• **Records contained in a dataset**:
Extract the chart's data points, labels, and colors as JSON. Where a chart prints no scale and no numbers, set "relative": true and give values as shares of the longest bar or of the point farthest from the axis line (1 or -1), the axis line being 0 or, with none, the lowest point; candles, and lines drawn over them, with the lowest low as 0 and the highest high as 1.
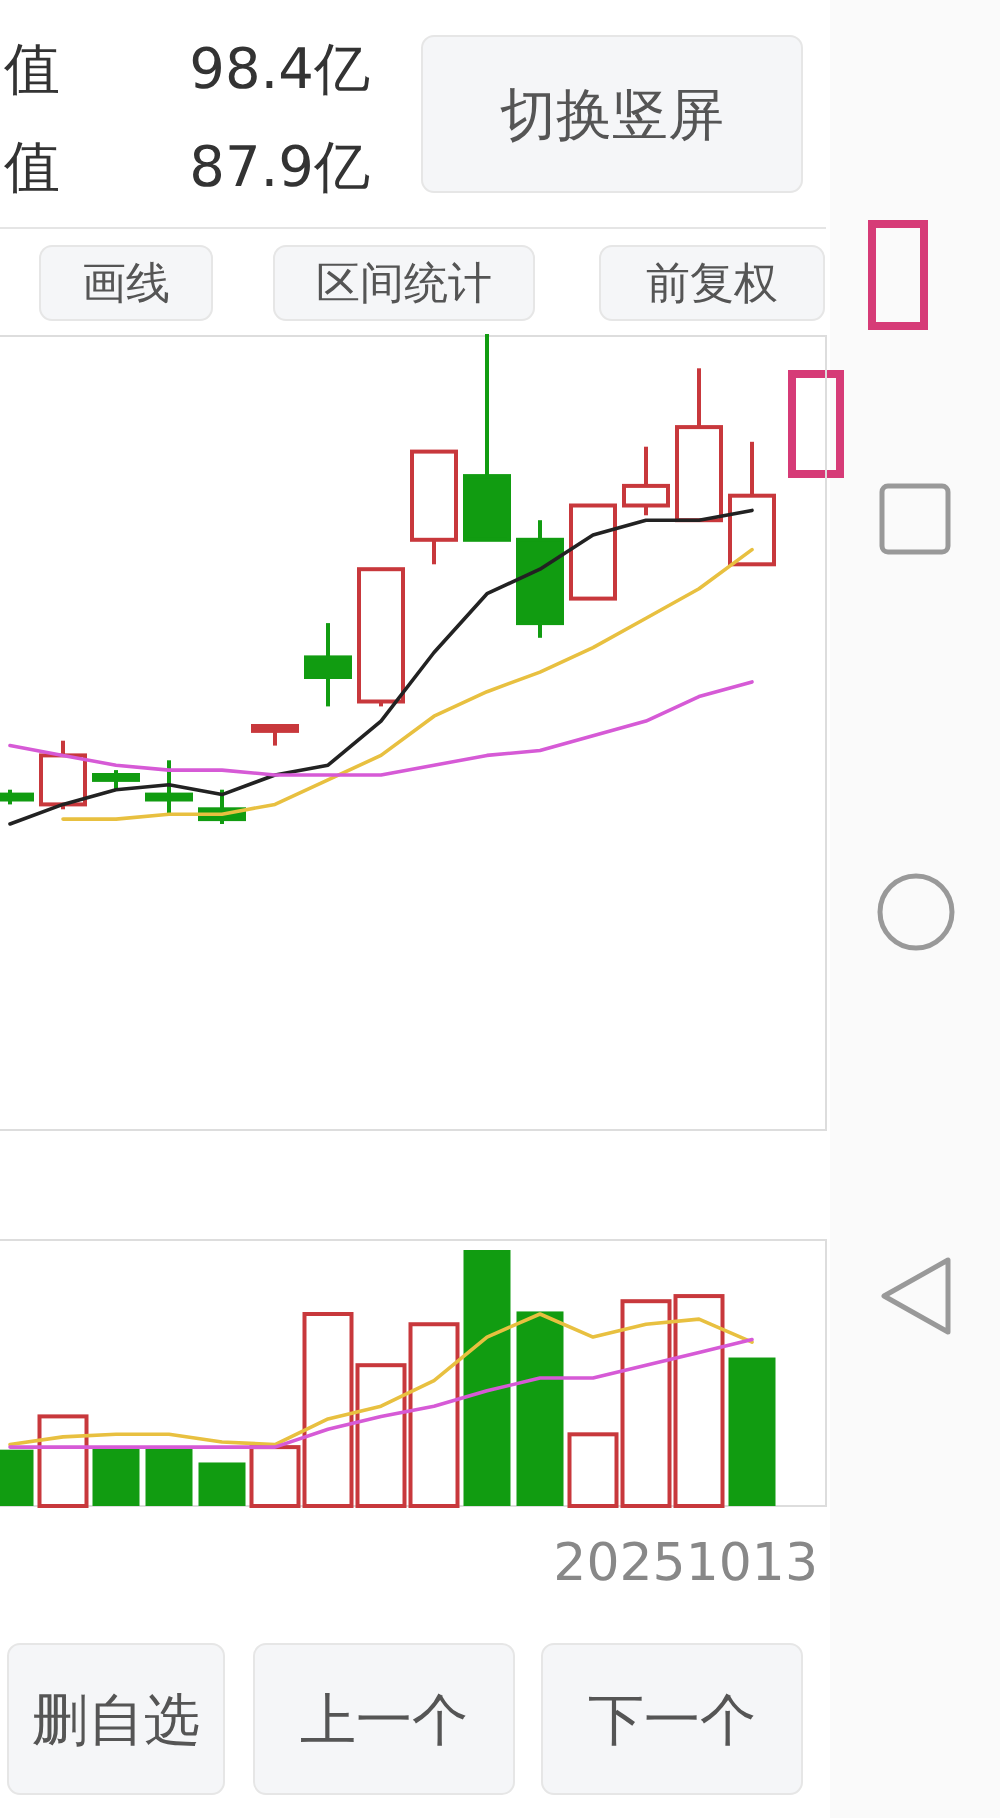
{
  "chart_data": [
    {
      "type": "other",
      "annotations": [
        "值",
        "98.4亿",
        "值",
        "87.9亿",
        "切换竖屏",
        "画线",
        "区间统计",
        "前复权"
      ]
    },
    {
      "type": "candlestick",
      "relative": true,
      "categories": [
        null,
        null,
        null,
        null,
        null,
        null,
        null,
        null,
        null,
        null,
        null,
        null,
        null,
        null,
        null
      ],
      "ohlc": [
        [
          0.06,
          0.07,
          0.04,
          0.05
        ],
        [
          0.04,
          0.17,
          0.03,
          0.14
        ],
        [
          0.1,
          0.11,
          0.07,
          0.09
        ],
        [
          0.06,
          0.13,
          0.02,
          0.05
        ],
        [
          0.03,
          0.07,
          0,
          0.01
        ],
        [
          0.19,
          0.2,
          0.16,
          0.2
        ],
        [
          0.34,
          0.41,
          0.24,
          0.3
        ],
        [
          0.25,
          0.52,
          0.24,
          0.52
        ],
        [
          0.58,
          0.76,
          0.53,
          0.76
        ],
        [
          0.71,
          1,
          0.58,
          0.58
        ],
        [
          0.58,
          0.62,
          0.38,
          0.41
        ],
        [
          0.46,
          0.65,
          0.46,
          0.65
        ],
        [
          0.65,
          0.77,
          0.63,
          0.69
        ],
        [
          0.62,
          0.93,
          0.62,
          0.81
        ],
        [
          0.53,
          0.78,
          0.53,
          0.67
        ]
      ],
      "colors": [
        "#119c11",
        "#c8383c",
        "#119c11",
        "#119c11",
        "#119c11",
        "#c8383c",
        "#119c11",
        "#c8383c",
        "#c8383c",
        "#119c11",
        "#119c11",
        "#c8383c",
        "#c8383c",
        "#c8383c",
        "#c8383c"
      ],
      "series": [
        {
          "type": "line",
          "color": "#222222",
          "values": [
            0,
            0.04,
            0.07,
            0.08,
            0.06,
            0.1,
            0.12,
            0.21,
            0.35,
            0.47,
            0.52,
            0.59,
            0.62,
            0.62,
            0.64
          ]
        },
        {
          "type": "line",
          "color": "#e8c040",
          "values": [
            null,
            0.01,
            0.01,
            0.02,
            0.02,
            0.04,
            0.09,
            0.14,
            0.22,
            0.27,
            0.31,
            0.36,
            0.42,
            0.48,
            0.56
          ]
        },
        {
          "type": "line",
          "color": "#d65ad6",
          "values": [
            0.16,
            0.14,
            0.12,
            0.11,
            0.11,
            0.1,
            0.1,
            0.1,
            0.12,
            0.14,
            0.15,
            0.18,
            0.21,
            0.26,
            0.29
          ]
        }
      ]
    },
    {
      "type": "bar",
      "relative": true,
      "categories": [
        null,
        null,
        null,
        null,
        null,
        null,
        null,
        null,
        null,
        null,
        null,
        null,
        null,
        null,
        null
      ],
      "values": [
        0.22,
        0.35,
        0.23,
        0.23,
        0.17,
        0.23,
        0.75,
        0.55,
        0.71,
        1,
        0.76,
        0.28,
        0.8,
        0.82,
        0.58
      ],
      "colors": [
        "#119c11",
        "#c8383c",
        "#119c11",
        "#119c11",
        "#119c11",
        "#c8383c",
        "#c8383c",
        "#c8383c",
        "#c8383c",
        "#119c11",
        "#119c11",
        "#c8383c",
        "#c8383c",
        "#c8383c",
        "#119c11"
      ],
      "series": [
        {
          "type": "line",
          "color": "#e8c040",
          "values": [
            0.24,
            0.27,
            0.28,
            0.28,
            0.25,
            0.24,
            0.34,
            0.39,
            0.49,
            0.66,
            0.75,
            0.66,
            0.71,
            0.73,
            0.64
          ]
        },
        {
          "type": "line",
          "color": "#d65ad6",
          "values": [
            0.23,
            0.23,
            0.23,
            0.23,
            0.23,
            0.23,
            0.3,
            0.35,
            0.39,
            0.45,
            0.5,
            0.5,
            0.55,
            0.6,
            0.65
          ]
        }
      ],
      "annotations": [
        "20251013"
      ]
    },
    {
      "type": "other",
      "annotations": [
        "删自选",
        "上一个",
        "下一个"
      ]
    }
  ]
}
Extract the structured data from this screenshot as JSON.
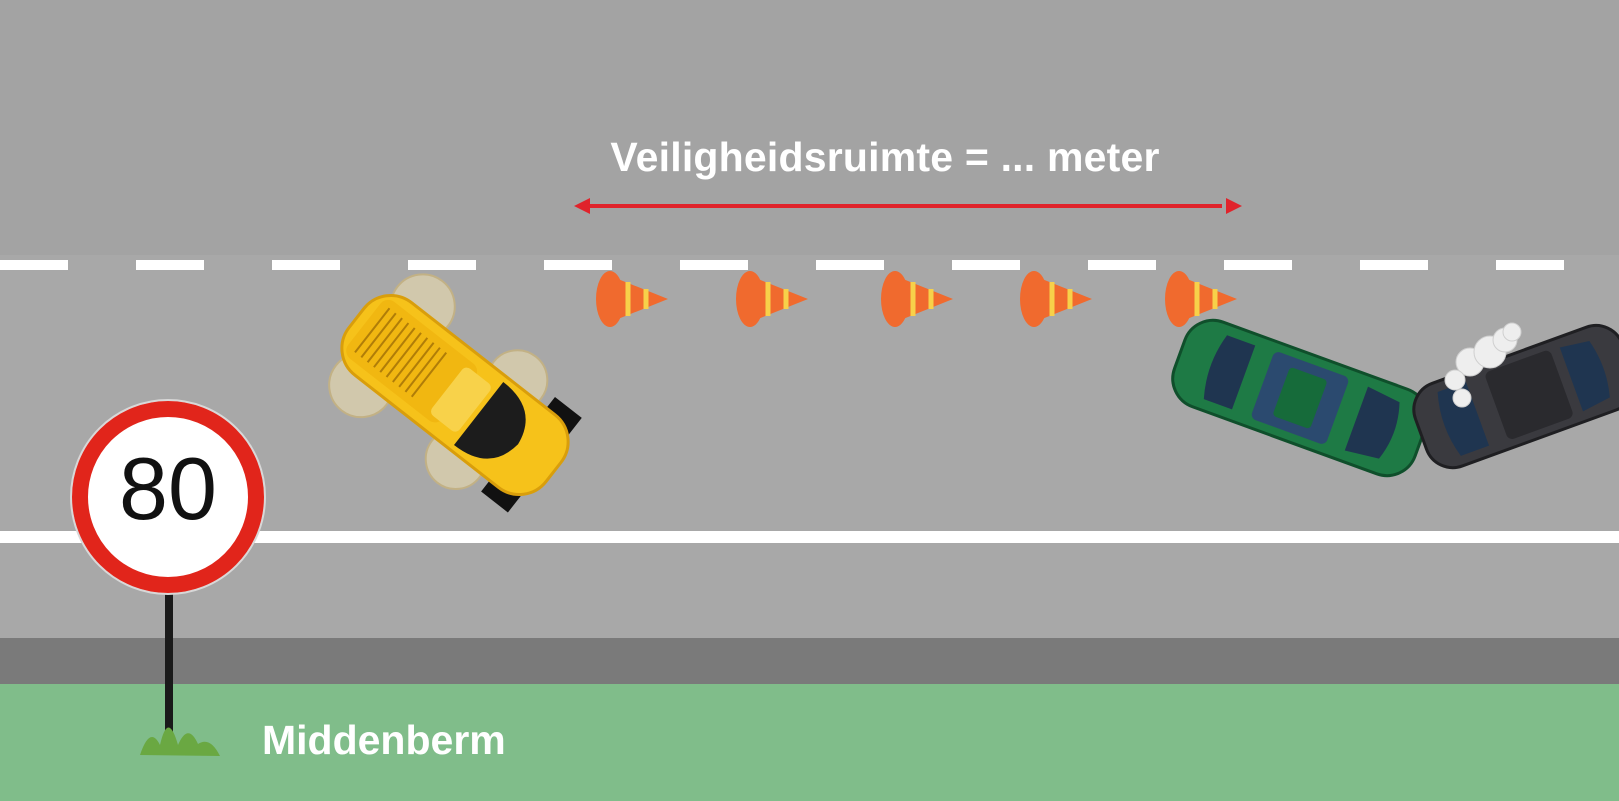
{
  "distance_label": "Veiligheidsruimte = ... meter",
  "speed_sign": {
    "value": "80",
    "type": "speed-limit-sign"
  },
  "median_label": "Middenberm",
  "colors": {
    "road": "#a8a8a8",
    "shoulder": "#7a7a7a",
    "median": "#80bd8a",
    "arrow": "#e0232b",
    "cone": "#f06a2e",
    "cone_stripe": "#f7d14a",
    "yellow_car": "#f6c21a",
    "green_car": "#1e7a45",
    "dark_car": "#3a3a3f"
  },
  "cones": {
    "count": 5
  },
  "vehicles": [
    "yellow-car",
    "green-car",
    "dark-car"
  ]
}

• **WORK TO BE COMPLETED**: Find every line containing the word "Extract", then give the total and nothing more.

• **OUTPUT OF THE EXERCISE**: 2